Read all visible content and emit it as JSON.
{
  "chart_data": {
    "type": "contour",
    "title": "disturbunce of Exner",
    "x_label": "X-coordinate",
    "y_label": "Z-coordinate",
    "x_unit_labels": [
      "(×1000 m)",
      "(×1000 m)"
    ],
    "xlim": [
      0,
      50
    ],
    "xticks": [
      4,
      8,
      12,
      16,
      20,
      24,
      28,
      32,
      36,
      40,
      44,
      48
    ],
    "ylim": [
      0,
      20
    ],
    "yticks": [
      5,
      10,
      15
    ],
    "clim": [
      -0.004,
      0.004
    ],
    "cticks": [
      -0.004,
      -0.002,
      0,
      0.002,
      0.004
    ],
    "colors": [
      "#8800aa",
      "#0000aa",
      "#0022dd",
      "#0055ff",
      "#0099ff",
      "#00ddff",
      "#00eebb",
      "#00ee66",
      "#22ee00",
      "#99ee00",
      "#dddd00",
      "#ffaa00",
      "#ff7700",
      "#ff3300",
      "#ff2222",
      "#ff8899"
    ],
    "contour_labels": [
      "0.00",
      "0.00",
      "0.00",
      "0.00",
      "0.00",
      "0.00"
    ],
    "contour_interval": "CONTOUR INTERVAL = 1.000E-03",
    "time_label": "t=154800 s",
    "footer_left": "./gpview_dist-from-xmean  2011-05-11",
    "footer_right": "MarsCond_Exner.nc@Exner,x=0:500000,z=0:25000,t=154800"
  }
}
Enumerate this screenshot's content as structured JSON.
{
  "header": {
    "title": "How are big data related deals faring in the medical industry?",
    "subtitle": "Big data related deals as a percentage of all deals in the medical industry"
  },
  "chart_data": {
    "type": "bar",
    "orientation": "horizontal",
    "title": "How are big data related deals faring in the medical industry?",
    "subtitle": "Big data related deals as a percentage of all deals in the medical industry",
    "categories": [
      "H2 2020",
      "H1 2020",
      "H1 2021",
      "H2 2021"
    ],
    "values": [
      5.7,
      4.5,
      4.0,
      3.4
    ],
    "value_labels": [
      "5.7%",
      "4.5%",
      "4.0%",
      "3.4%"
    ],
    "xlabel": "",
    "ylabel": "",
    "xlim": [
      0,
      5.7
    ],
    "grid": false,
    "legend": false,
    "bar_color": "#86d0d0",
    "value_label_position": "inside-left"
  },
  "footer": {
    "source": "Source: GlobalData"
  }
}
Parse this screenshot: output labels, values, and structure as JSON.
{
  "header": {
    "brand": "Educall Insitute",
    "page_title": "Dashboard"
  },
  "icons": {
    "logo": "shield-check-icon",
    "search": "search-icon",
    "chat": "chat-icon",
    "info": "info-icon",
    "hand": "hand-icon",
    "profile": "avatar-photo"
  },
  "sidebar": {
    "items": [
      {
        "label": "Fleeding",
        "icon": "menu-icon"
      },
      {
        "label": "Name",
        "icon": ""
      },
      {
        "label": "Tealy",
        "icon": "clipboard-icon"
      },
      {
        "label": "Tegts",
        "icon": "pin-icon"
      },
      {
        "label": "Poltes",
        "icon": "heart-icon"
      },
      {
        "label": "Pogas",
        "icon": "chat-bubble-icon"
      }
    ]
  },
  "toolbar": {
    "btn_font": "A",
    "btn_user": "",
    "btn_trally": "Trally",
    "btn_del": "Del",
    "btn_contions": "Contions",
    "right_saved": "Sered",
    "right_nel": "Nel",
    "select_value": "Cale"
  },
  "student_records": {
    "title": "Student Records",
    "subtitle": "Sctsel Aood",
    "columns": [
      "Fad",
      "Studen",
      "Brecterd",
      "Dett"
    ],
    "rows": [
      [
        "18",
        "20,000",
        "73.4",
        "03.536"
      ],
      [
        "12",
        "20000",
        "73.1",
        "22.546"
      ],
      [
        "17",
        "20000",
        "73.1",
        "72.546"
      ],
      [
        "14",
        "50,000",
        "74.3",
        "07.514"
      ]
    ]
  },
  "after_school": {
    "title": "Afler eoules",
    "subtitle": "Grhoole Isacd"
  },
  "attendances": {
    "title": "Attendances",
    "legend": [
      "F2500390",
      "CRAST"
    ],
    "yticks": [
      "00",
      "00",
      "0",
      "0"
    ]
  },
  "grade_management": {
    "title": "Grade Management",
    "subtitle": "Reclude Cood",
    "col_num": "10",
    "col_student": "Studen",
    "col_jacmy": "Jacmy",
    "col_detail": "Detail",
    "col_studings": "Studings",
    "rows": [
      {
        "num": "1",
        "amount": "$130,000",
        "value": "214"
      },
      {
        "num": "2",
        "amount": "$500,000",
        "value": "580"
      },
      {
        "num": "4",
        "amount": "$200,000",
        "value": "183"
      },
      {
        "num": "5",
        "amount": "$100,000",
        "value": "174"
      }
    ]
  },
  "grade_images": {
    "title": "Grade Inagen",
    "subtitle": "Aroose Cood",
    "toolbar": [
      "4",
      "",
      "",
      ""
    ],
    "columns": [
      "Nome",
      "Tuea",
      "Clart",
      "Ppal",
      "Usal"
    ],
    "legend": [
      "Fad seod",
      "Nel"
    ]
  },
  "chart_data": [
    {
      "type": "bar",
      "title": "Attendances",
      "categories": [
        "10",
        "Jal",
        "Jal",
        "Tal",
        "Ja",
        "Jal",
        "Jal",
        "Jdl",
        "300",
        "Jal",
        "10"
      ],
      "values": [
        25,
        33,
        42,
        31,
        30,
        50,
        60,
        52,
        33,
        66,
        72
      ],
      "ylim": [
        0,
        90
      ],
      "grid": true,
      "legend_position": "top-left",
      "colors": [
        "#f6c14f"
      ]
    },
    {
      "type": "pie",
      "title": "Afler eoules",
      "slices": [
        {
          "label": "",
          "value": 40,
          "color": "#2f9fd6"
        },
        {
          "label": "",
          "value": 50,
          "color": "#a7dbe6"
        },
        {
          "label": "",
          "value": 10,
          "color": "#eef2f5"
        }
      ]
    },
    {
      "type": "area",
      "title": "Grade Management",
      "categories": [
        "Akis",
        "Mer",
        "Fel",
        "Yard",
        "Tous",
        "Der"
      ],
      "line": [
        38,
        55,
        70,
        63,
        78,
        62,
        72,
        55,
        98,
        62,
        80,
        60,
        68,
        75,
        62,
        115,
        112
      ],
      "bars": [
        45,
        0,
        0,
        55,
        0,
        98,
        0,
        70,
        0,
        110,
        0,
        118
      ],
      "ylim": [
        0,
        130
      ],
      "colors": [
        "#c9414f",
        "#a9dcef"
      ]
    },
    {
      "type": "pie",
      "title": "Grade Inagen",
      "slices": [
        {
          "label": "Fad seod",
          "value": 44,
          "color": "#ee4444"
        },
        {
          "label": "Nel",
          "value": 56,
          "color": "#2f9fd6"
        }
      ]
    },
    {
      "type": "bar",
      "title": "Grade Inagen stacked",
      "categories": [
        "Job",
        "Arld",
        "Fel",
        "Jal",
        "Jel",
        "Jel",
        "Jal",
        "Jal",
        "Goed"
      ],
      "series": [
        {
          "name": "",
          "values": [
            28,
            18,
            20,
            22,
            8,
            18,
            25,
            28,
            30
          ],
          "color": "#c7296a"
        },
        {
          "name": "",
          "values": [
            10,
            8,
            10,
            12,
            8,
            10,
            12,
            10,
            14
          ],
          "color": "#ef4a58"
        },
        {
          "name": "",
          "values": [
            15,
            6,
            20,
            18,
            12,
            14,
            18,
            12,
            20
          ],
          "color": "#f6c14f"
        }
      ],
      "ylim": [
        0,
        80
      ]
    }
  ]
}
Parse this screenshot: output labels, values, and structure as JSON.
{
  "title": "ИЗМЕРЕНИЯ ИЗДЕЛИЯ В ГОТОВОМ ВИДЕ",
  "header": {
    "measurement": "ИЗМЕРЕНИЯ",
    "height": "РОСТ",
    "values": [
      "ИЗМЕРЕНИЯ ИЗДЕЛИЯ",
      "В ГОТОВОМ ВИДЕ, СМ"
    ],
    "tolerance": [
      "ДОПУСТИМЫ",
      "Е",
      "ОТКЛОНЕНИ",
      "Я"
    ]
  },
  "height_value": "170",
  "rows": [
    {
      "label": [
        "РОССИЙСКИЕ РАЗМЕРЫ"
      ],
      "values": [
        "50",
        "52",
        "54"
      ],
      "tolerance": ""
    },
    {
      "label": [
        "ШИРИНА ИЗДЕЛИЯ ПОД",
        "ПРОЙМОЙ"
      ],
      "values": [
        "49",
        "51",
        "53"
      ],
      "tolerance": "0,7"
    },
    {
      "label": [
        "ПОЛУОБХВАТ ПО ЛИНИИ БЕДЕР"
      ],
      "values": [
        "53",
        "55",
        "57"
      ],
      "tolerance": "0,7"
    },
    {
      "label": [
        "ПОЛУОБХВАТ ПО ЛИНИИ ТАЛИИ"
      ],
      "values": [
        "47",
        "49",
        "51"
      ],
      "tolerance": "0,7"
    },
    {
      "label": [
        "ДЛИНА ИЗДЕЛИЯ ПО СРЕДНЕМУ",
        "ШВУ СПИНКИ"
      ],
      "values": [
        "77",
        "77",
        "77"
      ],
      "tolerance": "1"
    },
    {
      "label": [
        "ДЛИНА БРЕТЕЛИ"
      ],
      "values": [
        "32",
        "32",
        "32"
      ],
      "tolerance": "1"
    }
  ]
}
------------------------
| PROBLEM DESCRIPTION |
Copy out each line of the material that holds the word "ПОЛУОБХВАТ".

| SOLUTION TO THE EXERCISE |
        "ПОЛУОБХВАТ ПО ЛИНИИ БЕДЕР"
        "ПОЛУОБХВАТ ПО ЛИНИИ ТАЛИИ"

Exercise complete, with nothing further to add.